==== Dataset entries

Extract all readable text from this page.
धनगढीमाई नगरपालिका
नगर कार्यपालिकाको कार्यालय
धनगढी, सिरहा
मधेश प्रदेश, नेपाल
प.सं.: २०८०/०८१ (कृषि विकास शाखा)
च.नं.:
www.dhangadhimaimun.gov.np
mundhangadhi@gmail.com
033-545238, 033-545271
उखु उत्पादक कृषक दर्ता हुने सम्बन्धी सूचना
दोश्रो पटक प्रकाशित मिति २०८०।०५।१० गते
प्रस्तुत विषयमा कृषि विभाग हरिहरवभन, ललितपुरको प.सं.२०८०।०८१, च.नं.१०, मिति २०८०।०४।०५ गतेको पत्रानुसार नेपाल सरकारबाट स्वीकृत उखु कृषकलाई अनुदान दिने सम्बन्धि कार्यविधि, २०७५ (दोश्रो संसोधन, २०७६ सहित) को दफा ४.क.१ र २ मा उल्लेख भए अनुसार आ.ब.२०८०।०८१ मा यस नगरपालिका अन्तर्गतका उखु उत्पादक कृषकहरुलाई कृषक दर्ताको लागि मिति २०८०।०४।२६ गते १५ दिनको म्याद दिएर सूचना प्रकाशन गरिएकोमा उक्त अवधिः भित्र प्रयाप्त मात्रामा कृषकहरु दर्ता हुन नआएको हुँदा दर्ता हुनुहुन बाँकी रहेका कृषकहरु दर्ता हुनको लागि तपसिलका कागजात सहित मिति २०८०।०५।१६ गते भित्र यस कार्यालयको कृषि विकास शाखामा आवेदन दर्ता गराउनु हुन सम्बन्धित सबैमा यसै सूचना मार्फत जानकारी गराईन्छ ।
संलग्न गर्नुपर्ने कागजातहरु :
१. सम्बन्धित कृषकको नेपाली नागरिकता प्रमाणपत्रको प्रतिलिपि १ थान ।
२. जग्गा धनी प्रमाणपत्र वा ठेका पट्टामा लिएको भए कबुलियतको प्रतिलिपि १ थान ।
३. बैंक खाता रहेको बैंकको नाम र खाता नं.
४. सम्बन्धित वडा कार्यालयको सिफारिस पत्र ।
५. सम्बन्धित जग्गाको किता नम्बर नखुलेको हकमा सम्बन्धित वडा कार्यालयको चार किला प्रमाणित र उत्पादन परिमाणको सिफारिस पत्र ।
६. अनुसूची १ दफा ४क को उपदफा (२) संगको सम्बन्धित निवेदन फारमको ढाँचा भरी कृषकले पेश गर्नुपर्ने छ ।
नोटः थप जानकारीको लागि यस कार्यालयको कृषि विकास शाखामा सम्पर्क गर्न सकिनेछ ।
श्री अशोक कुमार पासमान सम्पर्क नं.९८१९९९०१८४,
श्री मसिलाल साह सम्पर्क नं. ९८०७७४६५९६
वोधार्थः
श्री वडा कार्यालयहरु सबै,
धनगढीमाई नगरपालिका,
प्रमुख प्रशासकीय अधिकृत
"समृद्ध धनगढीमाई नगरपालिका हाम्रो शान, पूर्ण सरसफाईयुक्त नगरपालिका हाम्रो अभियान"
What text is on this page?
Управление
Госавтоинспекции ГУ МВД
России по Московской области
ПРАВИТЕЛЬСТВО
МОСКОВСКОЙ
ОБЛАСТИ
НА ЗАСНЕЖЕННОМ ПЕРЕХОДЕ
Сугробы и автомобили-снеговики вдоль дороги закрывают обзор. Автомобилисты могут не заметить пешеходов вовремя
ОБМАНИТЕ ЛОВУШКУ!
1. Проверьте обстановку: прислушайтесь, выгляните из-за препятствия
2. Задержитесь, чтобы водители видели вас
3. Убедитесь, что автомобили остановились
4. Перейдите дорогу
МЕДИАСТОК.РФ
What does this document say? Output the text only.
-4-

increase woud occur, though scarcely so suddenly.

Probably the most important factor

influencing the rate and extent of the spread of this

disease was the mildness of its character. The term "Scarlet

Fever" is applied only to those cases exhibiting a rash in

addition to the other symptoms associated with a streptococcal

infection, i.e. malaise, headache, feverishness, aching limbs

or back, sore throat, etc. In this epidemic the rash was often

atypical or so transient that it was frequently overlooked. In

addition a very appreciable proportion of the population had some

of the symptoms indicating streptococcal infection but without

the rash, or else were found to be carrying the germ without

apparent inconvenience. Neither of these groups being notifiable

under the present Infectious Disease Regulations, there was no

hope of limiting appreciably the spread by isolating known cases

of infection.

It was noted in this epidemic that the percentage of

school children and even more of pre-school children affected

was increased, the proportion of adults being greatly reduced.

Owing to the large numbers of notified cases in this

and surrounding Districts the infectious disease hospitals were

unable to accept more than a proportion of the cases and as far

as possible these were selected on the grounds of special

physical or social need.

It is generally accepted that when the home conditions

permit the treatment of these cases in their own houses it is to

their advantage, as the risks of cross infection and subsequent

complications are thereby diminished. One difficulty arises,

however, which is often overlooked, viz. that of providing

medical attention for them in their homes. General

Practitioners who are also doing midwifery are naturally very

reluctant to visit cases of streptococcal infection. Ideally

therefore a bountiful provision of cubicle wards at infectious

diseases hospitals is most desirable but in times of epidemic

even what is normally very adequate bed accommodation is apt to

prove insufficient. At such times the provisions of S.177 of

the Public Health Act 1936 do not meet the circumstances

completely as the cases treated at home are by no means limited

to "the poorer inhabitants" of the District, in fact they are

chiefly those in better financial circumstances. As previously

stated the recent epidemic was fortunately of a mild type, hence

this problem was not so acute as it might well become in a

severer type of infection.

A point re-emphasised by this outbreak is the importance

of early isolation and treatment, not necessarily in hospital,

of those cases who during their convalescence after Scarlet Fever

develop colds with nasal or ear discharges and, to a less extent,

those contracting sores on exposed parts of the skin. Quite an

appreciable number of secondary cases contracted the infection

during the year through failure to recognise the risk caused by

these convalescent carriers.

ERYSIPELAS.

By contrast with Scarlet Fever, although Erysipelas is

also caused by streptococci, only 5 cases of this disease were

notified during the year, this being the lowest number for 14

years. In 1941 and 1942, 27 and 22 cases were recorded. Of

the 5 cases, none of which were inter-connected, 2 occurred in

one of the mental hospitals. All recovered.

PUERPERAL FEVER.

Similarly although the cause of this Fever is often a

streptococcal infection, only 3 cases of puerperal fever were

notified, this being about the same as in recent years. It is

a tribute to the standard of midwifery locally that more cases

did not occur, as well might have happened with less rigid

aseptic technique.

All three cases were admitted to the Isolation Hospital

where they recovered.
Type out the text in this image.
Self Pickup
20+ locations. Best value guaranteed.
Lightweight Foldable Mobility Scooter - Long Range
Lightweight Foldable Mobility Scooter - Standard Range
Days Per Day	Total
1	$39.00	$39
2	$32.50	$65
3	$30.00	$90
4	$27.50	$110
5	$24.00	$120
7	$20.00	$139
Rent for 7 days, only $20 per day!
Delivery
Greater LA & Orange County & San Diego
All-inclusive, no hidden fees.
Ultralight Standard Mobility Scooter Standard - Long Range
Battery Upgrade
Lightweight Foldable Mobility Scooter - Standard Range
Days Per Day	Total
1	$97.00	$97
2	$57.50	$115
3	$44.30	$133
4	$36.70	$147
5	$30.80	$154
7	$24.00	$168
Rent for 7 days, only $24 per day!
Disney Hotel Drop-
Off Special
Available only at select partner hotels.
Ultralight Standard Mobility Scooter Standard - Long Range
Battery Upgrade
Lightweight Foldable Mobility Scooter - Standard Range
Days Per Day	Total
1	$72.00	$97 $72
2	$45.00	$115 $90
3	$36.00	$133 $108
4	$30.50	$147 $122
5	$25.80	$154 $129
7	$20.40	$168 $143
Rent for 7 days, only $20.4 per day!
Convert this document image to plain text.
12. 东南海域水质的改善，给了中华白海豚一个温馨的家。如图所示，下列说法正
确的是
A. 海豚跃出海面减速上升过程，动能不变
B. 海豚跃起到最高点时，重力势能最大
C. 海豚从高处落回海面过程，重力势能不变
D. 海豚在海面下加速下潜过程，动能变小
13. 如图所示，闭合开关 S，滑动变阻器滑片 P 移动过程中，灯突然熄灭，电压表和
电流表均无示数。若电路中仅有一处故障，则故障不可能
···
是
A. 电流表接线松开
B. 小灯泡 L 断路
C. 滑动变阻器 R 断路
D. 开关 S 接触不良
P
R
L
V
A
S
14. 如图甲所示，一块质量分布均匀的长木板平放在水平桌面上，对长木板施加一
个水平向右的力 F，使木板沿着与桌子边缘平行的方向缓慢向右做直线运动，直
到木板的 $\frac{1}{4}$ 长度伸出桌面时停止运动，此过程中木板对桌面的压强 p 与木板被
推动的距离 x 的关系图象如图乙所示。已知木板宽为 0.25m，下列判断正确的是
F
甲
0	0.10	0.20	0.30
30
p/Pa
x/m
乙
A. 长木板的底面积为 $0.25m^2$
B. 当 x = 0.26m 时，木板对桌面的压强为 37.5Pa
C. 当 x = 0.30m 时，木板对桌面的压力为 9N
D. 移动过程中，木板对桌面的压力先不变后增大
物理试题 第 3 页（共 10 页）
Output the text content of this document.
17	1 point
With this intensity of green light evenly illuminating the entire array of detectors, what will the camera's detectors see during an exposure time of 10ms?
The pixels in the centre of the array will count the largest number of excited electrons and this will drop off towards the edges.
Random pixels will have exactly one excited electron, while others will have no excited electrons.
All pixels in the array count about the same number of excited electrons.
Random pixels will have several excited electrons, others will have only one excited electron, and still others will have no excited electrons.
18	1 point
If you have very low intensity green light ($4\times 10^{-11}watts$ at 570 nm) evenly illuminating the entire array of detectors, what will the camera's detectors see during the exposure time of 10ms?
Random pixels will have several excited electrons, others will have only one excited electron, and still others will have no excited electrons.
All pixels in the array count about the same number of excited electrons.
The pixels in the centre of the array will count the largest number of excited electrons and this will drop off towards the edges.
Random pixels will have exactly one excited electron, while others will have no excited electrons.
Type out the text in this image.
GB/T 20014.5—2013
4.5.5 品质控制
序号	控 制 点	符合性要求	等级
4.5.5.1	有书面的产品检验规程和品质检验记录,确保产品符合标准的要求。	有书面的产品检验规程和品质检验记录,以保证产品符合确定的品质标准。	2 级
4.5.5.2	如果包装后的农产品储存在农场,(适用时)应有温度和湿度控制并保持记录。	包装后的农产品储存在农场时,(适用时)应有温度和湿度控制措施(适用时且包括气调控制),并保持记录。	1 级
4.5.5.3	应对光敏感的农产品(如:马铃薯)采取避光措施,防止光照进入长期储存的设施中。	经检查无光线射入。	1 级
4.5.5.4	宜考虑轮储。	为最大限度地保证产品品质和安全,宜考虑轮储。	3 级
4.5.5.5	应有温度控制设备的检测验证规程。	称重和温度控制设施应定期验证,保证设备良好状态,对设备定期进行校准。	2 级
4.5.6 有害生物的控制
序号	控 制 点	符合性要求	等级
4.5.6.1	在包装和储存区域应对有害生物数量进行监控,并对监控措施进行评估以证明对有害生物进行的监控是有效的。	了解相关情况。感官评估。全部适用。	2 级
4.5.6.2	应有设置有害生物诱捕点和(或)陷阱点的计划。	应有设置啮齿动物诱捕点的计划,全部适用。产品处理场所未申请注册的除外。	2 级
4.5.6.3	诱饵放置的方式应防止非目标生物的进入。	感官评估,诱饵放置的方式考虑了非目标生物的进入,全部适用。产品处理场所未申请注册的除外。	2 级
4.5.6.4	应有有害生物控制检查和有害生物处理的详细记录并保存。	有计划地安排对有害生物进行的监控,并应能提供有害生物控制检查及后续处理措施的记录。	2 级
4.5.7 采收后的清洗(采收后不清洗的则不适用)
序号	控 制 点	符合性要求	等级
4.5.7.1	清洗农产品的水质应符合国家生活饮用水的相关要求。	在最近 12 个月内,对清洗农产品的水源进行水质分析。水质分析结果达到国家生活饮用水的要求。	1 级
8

========

- _Exercise goal_
Return only the number of lines in the data above that include the word "point".

- _Written answer_
3